» Directions:
Restate the records in their entirety, word for word.

Dataset entries:
···

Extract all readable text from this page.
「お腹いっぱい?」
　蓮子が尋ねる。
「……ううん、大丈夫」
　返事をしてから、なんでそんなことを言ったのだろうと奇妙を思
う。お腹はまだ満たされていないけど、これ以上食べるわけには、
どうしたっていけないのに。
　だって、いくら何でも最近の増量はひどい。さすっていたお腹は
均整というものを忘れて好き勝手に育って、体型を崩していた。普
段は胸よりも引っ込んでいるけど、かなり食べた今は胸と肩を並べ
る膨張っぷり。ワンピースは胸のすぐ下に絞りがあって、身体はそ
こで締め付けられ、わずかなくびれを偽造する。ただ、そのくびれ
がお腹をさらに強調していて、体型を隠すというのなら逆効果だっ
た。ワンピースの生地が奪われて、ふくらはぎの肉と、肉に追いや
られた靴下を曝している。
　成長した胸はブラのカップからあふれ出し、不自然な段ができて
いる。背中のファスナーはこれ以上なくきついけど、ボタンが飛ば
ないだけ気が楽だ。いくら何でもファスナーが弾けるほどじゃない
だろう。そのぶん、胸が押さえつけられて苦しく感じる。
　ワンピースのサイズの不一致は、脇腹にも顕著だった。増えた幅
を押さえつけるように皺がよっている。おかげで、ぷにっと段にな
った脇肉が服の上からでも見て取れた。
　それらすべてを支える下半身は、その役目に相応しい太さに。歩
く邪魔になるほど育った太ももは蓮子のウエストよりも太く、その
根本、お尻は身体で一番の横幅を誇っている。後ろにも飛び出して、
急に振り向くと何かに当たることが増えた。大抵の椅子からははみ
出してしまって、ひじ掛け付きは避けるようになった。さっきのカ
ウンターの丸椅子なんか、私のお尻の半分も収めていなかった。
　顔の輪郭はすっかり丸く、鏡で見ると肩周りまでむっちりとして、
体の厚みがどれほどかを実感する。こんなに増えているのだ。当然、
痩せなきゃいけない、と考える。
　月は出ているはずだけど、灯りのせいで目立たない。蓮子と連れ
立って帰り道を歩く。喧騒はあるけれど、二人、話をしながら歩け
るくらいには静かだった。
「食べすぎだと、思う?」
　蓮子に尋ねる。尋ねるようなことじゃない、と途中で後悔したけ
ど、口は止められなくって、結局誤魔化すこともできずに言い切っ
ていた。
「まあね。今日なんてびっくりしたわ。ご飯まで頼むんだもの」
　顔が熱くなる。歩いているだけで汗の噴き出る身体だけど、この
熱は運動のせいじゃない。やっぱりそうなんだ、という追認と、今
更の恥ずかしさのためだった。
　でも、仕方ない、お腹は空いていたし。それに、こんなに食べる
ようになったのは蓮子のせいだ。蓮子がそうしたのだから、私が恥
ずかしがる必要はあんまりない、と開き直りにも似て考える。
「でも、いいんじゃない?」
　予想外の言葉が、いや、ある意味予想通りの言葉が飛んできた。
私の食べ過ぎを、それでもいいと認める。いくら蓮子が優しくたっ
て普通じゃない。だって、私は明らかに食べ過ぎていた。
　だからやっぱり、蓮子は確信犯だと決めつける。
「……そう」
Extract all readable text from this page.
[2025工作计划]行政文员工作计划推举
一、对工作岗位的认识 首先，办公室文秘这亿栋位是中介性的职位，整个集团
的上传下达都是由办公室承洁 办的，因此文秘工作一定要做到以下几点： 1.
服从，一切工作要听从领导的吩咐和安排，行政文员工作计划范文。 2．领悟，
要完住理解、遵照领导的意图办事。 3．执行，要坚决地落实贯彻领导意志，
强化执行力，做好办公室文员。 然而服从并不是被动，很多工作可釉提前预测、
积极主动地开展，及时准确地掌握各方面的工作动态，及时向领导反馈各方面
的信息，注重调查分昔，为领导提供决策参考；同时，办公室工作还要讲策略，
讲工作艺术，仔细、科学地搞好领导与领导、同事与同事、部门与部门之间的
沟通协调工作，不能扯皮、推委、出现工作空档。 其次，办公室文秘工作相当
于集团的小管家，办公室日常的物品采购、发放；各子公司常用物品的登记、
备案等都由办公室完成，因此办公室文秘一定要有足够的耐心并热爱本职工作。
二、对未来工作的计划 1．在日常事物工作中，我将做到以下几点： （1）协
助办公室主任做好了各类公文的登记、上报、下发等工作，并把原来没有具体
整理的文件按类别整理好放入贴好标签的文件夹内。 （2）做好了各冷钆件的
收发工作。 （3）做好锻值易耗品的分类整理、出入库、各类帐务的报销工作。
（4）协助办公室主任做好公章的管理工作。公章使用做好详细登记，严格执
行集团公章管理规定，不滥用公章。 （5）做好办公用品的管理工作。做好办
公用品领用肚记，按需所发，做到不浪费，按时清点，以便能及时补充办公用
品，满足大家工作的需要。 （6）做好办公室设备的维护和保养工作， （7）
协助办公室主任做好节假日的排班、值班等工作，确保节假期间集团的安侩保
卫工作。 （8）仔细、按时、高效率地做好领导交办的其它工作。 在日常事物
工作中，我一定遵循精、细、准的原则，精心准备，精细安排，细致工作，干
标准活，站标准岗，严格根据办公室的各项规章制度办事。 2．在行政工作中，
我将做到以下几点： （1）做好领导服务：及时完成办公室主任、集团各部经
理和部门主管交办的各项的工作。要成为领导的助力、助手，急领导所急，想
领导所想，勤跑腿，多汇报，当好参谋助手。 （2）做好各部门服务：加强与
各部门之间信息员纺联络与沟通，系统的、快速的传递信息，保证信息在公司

···

» Answer to the exercise:
Extract all readable text from this page.
「お腹いっぱい?」
　蓮子が尋ねる。
「……ううん、大丈夫」
　返事をしてから、なんでそんなことを言ったのだろうと奇妙を思
う。お腹はまだ満たされていないけど、これ以上食べるわけには、
どうしたっていけないのに。
　だって、いくら何でも最近の増量はひどい。さすっていたお腹は
均整というものを忘れて好き勝手に育って、体型を崩していた。普
段は胸よりも引っ込んでいるけど、かなり食べた今は胸と肩を並べ
る膨張っぷり。ワンピースは胸のすぐ下に絞りがあって、身体はそ
こで締め付けられ、わずかなくびれを偽造する。ただ、そのくびれ
がお腹をさらに強調していて、体型を隠すというのなら逆効果だっ
た。ワンピースの生地が奪われて、ふくらはぎの肉と、肉に追いや
られた靴下を曝している。
　成長した胸はブラのカップからあふれ出し、不自然な段ができて
いる。背中のファスナーはこれ以上なくきついけど、ボタンが飛ば
ないだけ気が楽だ。いくら何でもファスナーが弾けるほどじゃない
だろう。そのぶん、胸が押さえつけられて苦しく感じる。
　ワンピースのサイズの不一致は、脇腹にも顕著だった。増えた幅
を押さえつけるように皺がよっている。おかげで、ぷにっと段にな
った脇肉が服の上からでも見て取れた。
　それらすべてを支える下半身は、その役目に相応しい太さに。歩
く邪魔になるほど育った太ももは蓮子のウエストよりも太く、その
根本、お尻は身体で一番の横幅を誇っている。後ろにも飛び出して、
急に振り向くと何かに当たることが増えた。大抵の椅子からははみ
出してしまって、ひじ掛け付きは避けるようになった。さっきのカ
ウンターの丸椅子なんか、私のお尻の半分も収めていなかった。
　顔の輪郭はすっかり丸く、鏡で見ると肩周りまでむっちりとして、
体の厚みがどれほどかを実感する。こんなに増えているのだ。当然、
痩せなきゃいけない、と考える。
　月は出ているはずだけど、灯りのせいで目立たない。蓮子と連れ
立って帰り道を歩く。喧騒はあるけれど、二人、話をしながら歩け
るくらいには静かだった。
「食べすぎだと、思う?」
　蓮子に尋ねる。尋ねるようなことじゃない、と途中で後悔したけ
ど、口は止められなくって、結局誤魔化すこともできずに言い切っ
ていた。
「まあね。今日なんてびっくりしたわ。ご飯まで頼むんだもの」
　顔が熱くなる。歩いているだけで汗の噴き出る身体だけど、この
熱は運動のせいじゃない。やっぱりそうなんだ、という追認と、今
更の恥ずかしさのためだった。
　でも、仕方ない、お腹は空いていたし。それに、こんなに食べる
ようになったのは蓮子のせいだ。蓮子がそうしたのだから、私が恥
ずかしがる必要はあんまりない、と開き直りにも似て考える。
「でも、いいんじゃない?」
　予想外の言葉が、いや、ある意味予想通りの言葉が飛んできた。
私の食べ過ぎを、それでもいいと認める。いくら蓮子が優しくたっ
て普通じゃない。だって、私は明らかに食べ過ぎていた。
　だからやっぱり、蓮子は確信犯だと決めつける。
「……そう」
Extract all readable text from this page.
[2025工作计划]行政文员工作计划推举
一、对工作岗位的认识 首先，办公室文秘这亿栋位是中介性的职位，整个集团
的上传下达都是由办公室承洁 办的，因此文秘工作一定要做到以下几点： 1.
服从，一切工作要听从领导的吩咐和安排，行政文员工作计划范文。 2．领悟，
要完住理解、遵照领导的意图办事。 3．执行，要坚决地落实贯彻领导意志，
强化执行力，做好办公室文员。 然而服从并不是被动，很多工作可釉提前预测、
积极主动地开展，及时准确地掌握各方面的工作动态，及时向领导反馈各方面
的信息，注重调查分昔，为领导提供决策参考；同时，办公室工作还要讲策略，
讲工作艺术，仔细、科学地搞好领导与领导、同事与同事、部门与部门之间的
沟通协调工作，不能扯皮、推委、出现工作空档。 其次，办公室文秘工作相当
于集团的小管家，办公室日常的物品采购、发放；各子公司常用物品的登记、
备案等都由办公室完成，因此办公室文秘一定要有足够的耐心并热爱本职工作。
二、对未来工作的计划 1．在日常事物工作中，我将做到以下几点： （1）协
助办公室主任做好了各类公文的登记、上报、下发等工作，并把原来没有具体
整理的文件按类别整理好放入贴好标签的文件夹内。 （2）做好了各冷钆件的
收发工作。 （3）做好锻值易耗品的分类整理、出入库、各类帐务的报销工作。
（4）协助办公室主任做好公章的管理工作。公章使用做好详细登记，严格执
行集团公章管理规定，不滥用公章。 （5）做好办公用品的管理工作。做好办
公用品领用肚记，按需所发，做到不浪费，按时清点，以便能及时补充办公用
品，满足大家工作的需要。 （6）做好办公室设备的维护和保养工作， （7）
协助办公室主任做好节假日的排班、值班等工作，确保节假期间集团的安侩保
卫工作。 （8）仔细、按时、高效率地做好领导交办的其它工作。 在日常事物
工作中，我一定遵循精、细、准的原则，精心准备，精细安排，细致工作，干
标准活，站标准岗，严格根据办公室的各项规章制度办事。 2．在行政工作中，
我将做到以下几点： （1）做好领导服务：及时完成办公室主任、集团各部经
理和部门主管交办的各项的工作。要成为领导的助力、助手，急领导所急，想
领导所想，勤跑腿，多汇报，当好参谋助手。 （2）做好各部门服务：加强与
各部门之间信息员纺联络与沟通，系统的、快速的传递信息，保证信息在公司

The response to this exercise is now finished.